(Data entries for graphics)
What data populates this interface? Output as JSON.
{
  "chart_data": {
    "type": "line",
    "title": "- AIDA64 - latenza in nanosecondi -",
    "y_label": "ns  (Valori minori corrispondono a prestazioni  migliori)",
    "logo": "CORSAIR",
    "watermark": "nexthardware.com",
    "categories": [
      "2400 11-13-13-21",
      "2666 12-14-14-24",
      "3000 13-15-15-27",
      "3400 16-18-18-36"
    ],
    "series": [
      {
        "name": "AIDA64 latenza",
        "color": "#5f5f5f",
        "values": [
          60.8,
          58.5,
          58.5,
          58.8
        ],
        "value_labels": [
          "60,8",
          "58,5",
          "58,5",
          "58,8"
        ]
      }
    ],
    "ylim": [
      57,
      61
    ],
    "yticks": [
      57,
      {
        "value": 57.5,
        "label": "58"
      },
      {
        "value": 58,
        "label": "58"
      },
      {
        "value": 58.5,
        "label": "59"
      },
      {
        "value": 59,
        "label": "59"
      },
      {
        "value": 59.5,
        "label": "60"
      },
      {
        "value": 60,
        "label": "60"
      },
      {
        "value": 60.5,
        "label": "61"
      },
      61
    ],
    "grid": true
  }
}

- **Exercise details**: List all lines above in which the string "latenza" appears.

- **Written solution**:
    "title": "- AIDA64 - latenza in nanosecondi -",
        "name": "AIDA64 latenza",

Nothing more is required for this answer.